§ Problem statement: Pick out every line with the word "Virtual" and copy it.

Stored data
-------

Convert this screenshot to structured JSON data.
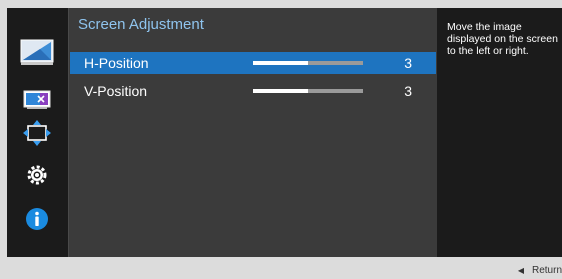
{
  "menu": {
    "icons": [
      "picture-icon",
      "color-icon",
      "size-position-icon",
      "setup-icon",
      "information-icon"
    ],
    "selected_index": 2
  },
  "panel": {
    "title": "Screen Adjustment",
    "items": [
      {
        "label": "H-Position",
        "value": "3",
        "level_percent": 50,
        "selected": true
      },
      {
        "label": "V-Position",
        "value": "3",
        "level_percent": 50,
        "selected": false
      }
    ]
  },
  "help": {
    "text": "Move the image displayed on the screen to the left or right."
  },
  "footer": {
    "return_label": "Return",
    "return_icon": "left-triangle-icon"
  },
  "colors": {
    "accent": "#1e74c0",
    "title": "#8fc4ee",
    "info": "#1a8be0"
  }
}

-------

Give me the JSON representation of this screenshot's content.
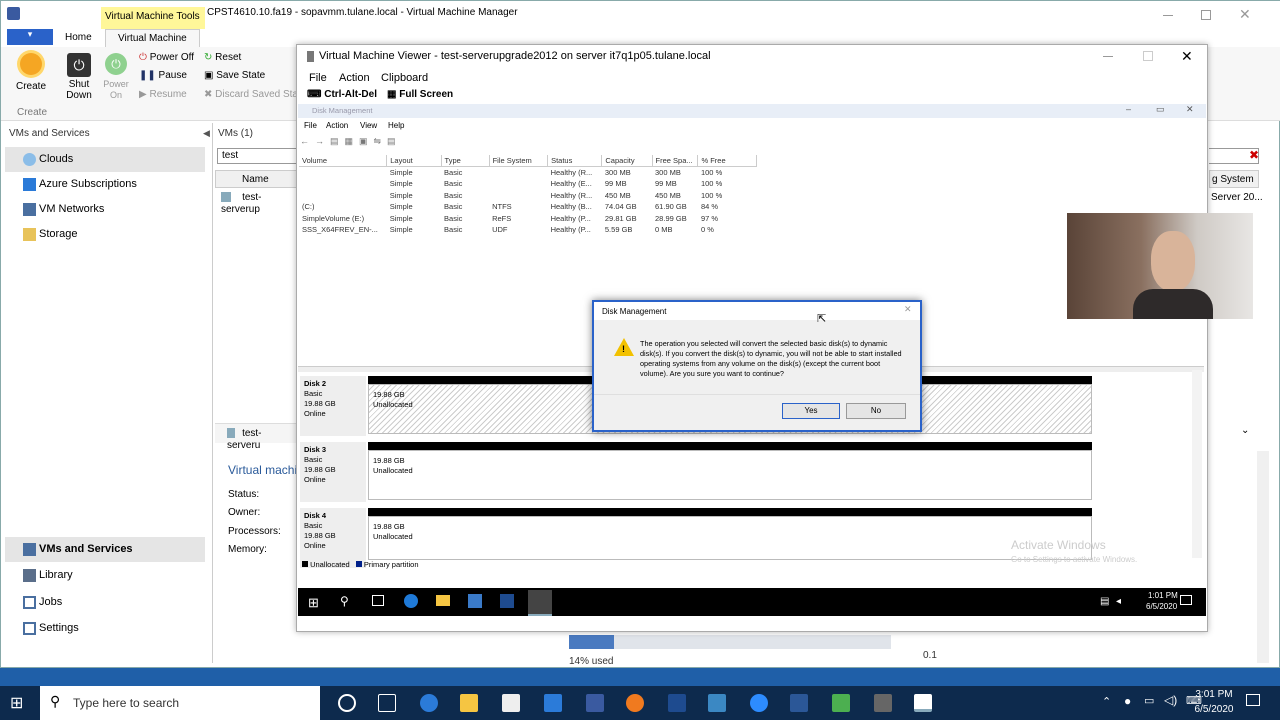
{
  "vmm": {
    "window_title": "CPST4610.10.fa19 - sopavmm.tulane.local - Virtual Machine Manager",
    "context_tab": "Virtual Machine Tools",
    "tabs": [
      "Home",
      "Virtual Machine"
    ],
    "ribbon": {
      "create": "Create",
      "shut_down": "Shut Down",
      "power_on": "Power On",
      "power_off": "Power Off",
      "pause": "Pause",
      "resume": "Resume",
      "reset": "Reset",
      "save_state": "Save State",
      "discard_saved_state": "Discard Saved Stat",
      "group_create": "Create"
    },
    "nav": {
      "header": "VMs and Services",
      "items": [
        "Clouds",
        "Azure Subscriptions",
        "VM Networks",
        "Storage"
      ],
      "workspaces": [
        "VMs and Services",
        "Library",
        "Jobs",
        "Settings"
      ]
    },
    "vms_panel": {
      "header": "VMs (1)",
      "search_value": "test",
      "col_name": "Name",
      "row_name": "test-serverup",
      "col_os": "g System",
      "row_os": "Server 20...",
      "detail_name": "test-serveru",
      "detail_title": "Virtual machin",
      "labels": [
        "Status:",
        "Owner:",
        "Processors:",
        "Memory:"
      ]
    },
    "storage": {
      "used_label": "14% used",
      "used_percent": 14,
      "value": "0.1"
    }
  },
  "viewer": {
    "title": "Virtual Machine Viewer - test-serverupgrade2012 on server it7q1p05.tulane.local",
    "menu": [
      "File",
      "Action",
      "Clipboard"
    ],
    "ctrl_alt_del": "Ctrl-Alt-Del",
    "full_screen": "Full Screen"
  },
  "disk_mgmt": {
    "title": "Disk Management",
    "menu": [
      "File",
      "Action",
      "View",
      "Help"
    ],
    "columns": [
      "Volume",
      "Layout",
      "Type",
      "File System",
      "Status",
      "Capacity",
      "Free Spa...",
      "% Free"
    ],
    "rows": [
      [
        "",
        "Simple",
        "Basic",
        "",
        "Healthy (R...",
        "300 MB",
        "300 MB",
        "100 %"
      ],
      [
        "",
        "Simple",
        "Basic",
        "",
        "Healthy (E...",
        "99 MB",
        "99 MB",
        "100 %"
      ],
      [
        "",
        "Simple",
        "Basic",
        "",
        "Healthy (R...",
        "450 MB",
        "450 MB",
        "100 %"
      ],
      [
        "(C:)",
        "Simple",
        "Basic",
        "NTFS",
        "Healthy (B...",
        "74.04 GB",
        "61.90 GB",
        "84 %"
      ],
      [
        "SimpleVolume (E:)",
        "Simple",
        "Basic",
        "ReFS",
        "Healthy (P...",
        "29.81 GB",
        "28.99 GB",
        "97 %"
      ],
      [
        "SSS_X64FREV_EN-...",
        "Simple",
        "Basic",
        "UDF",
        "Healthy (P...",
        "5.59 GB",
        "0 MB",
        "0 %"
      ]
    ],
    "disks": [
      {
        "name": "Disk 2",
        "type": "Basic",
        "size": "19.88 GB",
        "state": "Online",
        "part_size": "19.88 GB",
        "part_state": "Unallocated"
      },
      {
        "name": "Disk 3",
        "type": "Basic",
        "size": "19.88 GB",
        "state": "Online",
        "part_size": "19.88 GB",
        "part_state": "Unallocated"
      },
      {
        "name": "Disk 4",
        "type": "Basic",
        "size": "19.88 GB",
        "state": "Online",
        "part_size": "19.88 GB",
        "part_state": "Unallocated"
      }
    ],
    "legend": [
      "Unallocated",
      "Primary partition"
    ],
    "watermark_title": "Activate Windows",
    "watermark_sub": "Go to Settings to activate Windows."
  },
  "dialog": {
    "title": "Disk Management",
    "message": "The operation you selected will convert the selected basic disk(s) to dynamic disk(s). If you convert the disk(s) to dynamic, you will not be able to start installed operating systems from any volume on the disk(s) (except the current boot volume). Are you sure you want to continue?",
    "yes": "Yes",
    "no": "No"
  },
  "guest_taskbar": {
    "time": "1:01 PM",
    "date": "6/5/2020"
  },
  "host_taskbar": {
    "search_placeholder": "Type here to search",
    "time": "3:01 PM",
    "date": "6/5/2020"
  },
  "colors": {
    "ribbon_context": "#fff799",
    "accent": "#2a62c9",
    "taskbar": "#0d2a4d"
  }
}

-------

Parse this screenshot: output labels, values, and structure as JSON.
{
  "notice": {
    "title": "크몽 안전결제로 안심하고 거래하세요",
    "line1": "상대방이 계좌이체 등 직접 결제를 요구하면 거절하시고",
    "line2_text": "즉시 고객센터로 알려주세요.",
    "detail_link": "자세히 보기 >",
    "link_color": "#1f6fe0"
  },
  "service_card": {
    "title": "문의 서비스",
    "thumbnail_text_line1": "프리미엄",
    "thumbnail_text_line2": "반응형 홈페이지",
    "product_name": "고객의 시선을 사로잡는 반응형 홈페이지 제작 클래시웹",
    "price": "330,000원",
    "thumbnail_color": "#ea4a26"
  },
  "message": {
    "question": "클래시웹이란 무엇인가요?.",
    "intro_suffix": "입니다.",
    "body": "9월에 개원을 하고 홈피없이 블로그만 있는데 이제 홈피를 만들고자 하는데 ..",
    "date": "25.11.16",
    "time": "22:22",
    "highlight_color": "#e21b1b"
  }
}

-------

§ Exercise solution:
    "window_title": "CPST4610.10.fa19 - sopavmm.tulane.local - Virtual Machine Manager",
    "context_tab": "Virtual Machine Tools",
      "Virtual Machine"
      "detail_title": "Virtual machin",
    "title": "Virtual Machine Viewer - test-serverupgrade2012 on server it7q1p05.tulane.local",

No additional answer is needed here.